**THE PROBLEM:**
Copy out every one of the following records line for line, changing nothing.
────────────────────────────────────────
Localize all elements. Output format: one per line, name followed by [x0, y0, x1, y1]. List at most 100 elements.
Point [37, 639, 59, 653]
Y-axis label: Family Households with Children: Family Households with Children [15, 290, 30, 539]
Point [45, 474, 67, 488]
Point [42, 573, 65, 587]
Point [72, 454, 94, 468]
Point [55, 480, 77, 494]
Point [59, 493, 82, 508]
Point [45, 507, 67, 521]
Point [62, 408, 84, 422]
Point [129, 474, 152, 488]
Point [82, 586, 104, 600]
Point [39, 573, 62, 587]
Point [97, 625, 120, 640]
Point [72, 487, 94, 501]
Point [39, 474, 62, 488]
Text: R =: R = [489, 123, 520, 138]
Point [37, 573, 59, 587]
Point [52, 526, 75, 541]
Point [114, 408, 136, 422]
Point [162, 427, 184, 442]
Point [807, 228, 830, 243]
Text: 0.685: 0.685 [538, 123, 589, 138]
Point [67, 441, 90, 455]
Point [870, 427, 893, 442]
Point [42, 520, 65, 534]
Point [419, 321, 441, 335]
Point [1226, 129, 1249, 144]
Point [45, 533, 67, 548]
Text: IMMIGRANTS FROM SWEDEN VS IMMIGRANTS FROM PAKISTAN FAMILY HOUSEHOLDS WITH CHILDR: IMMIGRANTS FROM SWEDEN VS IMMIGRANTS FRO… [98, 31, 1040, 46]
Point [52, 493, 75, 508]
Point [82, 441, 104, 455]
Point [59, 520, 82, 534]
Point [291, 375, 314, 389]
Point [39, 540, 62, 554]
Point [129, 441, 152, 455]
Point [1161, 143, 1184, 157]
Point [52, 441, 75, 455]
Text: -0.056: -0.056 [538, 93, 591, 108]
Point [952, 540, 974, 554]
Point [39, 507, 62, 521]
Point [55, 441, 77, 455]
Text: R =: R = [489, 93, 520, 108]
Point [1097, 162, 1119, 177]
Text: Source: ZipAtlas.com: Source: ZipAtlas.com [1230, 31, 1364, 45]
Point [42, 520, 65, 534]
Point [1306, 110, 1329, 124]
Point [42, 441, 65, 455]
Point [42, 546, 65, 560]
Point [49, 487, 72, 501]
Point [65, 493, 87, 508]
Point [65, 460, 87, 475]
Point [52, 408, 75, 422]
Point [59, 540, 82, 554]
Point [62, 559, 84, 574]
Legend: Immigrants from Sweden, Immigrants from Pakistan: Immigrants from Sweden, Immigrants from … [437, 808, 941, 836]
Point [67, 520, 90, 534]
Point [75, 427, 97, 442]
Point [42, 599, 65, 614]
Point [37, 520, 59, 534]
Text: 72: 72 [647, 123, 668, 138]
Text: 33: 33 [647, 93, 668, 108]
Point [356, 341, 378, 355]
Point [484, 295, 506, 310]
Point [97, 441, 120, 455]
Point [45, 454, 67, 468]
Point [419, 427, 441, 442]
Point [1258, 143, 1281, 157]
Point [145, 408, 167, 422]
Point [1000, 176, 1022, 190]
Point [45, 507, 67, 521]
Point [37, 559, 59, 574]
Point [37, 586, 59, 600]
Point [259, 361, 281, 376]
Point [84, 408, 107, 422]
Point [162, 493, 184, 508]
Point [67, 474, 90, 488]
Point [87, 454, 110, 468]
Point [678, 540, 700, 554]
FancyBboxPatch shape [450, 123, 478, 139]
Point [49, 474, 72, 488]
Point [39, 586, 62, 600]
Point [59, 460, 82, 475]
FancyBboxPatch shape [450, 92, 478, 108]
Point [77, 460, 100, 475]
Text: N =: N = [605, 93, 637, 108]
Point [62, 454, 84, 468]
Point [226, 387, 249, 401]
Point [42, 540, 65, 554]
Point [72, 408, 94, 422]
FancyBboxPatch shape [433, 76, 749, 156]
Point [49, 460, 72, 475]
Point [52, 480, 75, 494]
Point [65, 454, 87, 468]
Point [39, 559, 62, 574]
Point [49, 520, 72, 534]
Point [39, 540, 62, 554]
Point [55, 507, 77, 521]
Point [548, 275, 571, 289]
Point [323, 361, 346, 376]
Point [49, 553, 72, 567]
────────────────────────────────────────
**FULL OUTPUT:**
Localize all elements. Output format: one per line, name followed by [x0, y0, x1, y1]. List at most 100 elements.
Point [37, 639, 59, 653]
Y-axis label: Family Households with Children: Family Households with Children [15, 290, 30, 539]
Point [45, 474, 67, 488]
Point [42, 573, 65, 587]
Point [72, 454, 94, 468]
Point [55, 480, 77, 494]
Point [59, 493, 82, 508]
Point [45, 507, 67, 521]
Point [62, 408, 84, 422]
Point [129, 474, 152, 488]
Point [82, 586, 104, 600]
Point [39, 573, 62, 587]
Point [97, 625, 120, 640]
Point [72, 487, 94, 501]
Point [39, 474, 62, 488]
Text: R =: R = [489, 123, 520, 138]
Point [37, 573, 59, 587]
Point [52, 526, 75, 541]
Point [114, 408, 136, 422]
Point [162, 427, 184, 442]
Point [807, 228, 830, 243]
Text: 0.685: 0.685 [538, 123, 589, 138]
Point [67, 441, 90, 455]
Point [870, 427, 893, 442]
Point [42, 520, 65, 534]
Point [419, 321, 441, 335]
Point [1226, 129, 1249, 144]
Point [45, 533, 67, 548]
Text: IMMIGRANTS FROM SWEDEN VS IMMIGRANTS FROM PAKISTAN FAMILY HOUSEHOLDS WITH CHILDR: IMMIGRANTS FROM SWEDEN VS IMMIGRANTS FRO… [98, 31, 1040, 46]
Point [52, 493, 75, 508]
Point [82, 441, 104, 455]
Point [59, 520, 82, 534]
Point [291, 375, 314, 389]
Point [39, 540, 62, 554]
Point [129, 441, 152, 455]
Point [1161, 143, 1184, 157]
Point [52, 441, 75, 455]
Text: -0.056: -0.056 [538, 93, 591, 108]
Point [952, 540, 974, 554]
Point [39, 507, 62, 521]
Point [55, 441, 77, 455]
Text: R =: R = [489, 93, 520, 108]
Point [1097, 162, 1119, 177]
Text: Source: ZipAtlas.com: Source: ZipAtlas.com [1230, 31, 1364, 45]
Point [42, 520, 65, 534]
Point [1306, 110, 1329, 124]
Point [42, 441, 65, 455]
Point [42, 546, 65, 560]
Point [49, 487, 72, 501]
Point [65, 493, 87, 508]
Point [65, 460, 87, 475]
Point [52, 408, 75, 422]
Point [59, 540, 82, 554]
Point [62, 559, 84, 574]
Legend: Immigrants from Sweden, Immigrants from Pakistan: Immigrants from Sweden, Immigrants from … [437, 808, 941, 836]
Point [67, 520, 90, 534]
Point [75, 427, 97, 442]
Point [42, 599, 65, 614]
Point [37, 520, 59, 534]
Text: 72: 72 [647, 123, 668, 138]
Text: 33: 33 [647, 93, 668, 108]
Point [356, 341, 378, 355]
Point [484, 295, 506, 310]
Point [97, 441, 120, 455]
Point [45, 454, 67, 468]
Point [419, 427, 441, 442]
Point [1258, 143, 1281, 157]
Point [145, 408, 167, 422]
Point [1000, 176, 1022, 190]
Point [45, 507, 67, 521]
Point [37, 559, 59, 574]
Point [37, 586, 59, 600]
Point [259, 361, 281, 376]
Point [84, 408, 107, 422]
Point [162, 493, 184, 508]
Point [67, 474, 90, 488]
Point [87, 454, 110, 468]
Point [678, 540, 700, 554]
FancyBboxPatch shape [450, 123, 478, 139]
Point [49, 474, 72, 488]
Point [39, 586, 62, 600]
Point [59, 460, 82, 475]
FancyBboxPatch shape [450, 92, 478, 108]
Point [77, 460, 100, 475]
Text: N =: N = [605, 93, 637, 108]
Point [62, 454, 84, 468]
Point [226, 387, 249, 401]
Point [42, 540, 65, 554]
Point [72, 408, 94, 422]
FancyBboxPatch shape [433, 76, 749, 156]
Point [49, 460, 72, 475]
Point [52, 480, 75, 494]
Point [65, 454, 87, 468]
Point [39, 559, 62, 574]
Point [49, 520, 72, 534]
Point [39, 540, 62, 554]
Point [55, 507, 77, 521]
Point [548, 275, 571, 289]
Point [323, 361, 346, 376]
Point [49, 553, 72, 567]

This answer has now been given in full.